> Task description: Where the data below has the string "Prices", return the whole line.

> Information shown:
[start]

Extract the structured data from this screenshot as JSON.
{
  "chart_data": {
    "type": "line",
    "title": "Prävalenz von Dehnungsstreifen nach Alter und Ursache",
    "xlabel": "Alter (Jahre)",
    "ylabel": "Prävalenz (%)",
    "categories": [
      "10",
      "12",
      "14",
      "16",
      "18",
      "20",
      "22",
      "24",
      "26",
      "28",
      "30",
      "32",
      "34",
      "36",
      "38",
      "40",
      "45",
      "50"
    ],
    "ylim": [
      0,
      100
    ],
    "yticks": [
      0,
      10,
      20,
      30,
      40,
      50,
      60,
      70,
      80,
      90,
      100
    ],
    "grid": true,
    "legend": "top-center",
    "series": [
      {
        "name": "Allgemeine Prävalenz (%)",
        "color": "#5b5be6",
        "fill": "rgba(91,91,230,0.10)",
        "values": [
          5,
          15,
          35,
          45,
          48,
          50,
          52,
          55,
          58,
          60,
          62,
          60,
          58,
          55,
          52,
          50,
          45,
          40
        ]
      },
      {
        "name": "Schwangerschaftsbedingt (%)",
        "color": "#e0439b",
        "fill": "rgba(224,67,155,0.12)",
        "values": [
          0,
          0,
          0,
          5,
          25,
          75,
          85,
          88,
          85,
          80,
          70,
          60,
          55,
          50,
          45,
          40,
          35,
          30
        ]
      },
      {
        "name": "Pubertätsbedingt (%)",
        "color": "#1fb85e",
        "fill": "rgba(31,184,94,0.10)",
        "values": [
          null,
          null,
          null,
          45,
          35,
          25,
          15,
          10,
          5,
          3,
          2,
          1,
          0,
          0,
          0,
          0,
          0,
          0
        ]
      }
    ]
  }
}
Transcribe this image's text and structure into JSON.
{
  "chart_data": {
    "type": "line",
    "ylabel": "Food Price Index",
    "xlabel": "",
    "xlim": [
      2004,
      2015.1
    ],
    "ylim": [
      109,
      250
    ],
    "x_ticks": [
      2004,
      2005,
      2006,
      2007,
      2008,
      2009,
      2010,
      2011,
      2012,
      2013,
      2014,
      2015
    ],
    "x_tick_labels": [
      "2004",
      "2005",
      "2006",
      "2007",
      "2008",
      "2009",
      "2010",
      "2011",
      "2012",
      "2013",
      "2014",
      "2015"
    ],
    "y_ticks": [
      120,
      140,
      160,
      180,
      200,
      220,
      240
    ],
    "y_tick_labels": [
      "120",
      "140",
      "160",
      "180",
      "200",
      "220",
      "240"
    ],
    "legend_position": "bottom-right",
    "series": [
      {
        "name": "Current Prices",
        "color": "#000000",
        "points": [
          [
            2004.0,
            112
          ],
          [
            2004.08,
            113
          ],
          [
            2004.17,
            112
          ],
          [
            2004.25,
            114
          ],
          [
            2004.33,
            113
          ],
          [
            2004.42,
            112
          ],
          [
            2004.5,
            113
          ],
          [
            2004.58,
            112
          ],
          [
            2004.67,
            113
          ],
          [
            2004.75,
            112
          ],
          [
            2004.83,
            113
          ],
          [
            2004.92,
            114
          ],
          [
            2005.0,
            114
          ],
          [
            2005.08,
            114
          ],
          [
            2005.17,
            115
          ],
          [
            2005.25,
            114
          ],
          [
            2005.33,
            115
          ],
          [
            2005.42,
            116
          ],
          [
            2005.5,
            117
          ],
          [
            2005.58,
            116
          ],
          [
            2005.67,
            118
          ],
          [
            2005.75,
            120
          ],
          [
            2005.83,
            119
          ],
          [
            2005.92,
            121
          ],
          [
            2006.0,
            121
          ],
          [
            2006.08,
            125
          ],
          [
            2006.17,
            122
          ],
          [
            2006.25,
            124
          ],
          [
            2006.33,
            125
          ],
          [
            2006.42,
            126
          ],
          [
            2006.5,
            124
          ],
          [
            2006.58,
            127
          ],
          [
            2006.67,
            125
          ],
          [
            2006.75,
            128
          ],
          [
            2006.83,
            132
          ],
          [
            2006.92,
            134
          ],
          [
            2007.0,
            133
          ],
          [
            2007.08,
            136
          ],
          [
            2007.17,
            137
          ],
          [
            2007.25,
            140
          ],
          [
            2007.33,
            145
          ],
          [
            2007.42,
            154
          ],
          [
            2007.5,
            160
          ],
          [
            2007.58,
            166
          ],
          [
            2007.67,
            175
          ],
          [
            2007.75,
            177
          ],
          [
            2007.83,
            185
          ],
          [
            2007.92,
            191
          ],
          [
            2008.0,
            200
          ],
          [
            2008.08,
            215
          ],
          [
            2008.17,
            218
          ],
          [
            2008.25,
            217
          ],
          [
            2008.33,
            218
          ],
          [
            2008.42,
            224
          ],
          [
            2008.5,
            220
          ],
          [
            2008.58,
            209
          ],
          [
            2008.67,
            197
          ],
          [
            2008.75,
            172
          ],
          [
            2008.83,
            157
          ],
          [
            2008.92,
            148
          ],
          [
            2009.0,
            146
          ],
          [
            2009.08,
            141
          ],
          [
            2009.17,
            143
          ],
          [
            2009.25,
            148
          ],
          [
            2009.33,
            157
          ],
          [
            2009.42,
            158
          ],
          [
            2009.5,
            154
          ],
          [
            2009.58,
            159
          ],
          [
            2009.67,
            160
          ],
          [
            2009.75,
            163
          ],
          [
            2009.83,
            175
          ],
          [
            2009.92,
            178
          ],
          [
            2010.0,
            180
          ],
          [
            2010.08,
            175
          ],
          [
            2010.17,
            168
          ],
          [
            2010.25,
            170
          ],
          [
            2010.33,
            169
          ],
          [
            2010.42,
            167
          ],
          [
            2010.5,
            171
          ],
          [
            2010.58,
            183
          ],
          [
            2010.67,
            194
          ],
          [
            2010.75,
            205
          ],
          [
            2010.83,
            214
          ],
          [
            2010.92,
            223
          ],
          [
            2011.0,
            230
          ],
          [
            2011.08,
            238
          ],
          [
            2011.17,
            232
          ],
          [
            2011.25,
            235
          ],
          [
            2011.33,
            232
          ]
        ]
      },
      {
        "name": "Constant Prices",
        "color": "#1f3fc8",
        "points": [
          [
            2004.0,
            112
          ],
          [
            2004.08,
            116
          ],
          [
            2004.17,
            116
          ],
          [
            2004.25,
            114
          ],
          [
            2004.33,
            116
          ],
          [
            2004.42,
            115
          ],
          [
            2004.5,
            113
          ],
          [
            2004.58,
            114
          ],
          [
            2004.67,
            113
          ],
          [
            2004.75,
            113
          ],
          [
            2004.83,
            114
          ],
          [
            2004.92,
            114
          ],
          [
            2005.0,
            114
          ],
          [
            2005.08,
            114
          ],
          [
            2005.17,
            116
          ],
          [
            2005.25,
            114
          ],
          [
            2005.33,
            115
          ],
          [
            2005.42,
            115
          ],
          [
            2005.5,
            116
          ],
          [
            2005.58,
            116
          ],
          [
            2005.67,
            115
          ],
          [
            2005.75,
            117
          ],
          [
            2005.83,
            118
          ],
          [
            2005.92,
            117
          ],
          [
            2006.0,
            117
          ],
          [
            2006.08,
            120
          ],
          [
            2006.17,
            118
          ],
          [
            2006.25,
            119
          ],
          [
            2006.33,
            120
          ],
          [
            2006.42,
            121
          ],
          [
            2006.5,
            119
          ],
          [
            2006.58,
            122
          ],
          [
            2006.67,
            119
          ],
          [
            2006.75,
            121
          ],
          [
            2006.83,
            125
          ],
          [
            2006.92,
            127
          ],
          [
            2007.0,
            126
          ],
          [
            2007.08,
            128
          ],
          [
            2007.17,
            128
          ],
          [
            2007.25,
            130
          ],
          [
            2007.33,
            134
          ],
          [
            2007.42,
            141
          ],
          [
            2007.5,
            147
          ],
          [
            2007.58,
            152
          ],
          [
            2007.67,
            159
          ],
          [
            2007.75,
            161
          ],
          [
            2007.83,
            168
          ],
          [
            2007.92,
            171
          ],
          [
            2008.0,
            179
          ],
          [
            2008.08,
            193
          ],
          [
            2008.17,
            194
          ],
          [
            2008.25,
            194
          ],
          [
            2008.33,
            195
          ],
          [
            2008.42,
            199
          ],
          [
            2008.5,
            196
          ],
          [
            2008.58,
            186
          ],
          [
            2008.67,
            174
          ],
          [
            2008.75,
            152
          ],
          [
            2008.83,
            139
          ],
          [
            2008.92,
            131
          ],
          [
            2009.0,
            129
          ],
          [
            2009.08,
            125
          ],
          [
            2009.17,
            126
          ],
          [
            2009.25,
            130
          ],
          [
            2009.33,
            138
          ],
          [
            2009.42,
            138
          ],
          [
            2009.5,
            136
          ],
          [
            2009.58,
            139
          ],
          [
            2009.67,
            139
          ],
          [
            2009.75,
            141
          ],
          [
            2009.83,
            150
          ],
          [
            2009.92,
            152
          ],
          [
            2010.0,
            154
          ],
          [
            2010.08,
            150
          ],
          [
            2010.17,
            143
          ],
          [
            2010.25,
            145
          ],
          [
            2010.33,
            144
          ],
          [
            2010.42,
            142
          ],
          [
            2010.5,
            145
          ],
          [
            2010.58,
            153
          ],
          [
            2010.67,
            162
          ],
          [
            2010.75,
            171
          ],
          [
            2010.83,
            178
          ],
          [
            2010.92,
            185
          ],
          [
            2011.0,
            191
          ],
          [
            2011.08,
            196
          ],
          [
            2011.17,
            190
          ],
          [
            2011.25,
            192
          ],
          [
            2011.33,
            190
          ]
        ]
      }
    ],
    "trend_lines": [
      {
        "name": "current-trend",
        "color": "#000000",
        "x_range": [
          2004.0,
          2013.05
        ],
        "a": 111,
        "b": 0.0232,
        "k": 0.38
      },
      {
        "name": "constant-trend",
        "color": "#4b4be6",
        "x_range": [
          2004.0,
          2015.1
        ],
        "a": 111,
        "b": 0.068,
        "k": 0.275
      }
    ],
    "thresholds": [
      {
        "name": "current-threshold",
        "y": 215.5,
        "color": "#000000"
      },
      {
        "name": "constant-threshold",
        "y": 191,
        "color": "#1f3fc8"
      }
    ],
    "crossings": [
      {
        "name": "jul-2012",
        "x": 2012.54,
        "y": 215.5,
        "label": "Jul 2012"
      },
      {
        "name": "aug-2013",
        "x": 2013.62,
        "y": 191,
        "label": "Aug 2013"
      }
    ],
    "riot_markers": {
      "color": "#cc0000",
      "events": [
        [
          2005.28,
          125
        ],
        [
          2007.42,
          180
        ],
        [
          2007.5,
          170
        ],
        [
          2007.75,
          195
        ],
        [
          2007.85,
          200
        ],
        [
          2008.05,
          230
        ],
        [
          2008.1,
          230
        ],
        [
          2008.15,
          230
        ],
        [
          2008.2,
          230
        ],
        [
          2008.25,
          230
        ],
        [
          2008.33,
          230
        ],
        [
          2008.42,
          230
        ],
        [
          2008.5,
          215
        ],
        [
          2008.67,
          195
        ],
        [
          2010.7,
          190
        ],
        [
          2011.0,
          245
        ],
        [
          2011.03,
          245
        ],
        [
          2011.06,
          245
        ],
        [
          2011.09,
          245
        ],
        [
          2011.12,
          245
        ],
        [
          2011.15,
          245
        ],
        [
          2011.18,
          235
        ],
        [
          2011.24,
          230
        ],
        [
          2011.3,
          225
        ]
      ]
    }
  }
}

[end]

> Response:
        "name": "Current Prices",
        "name": "Constant Prices",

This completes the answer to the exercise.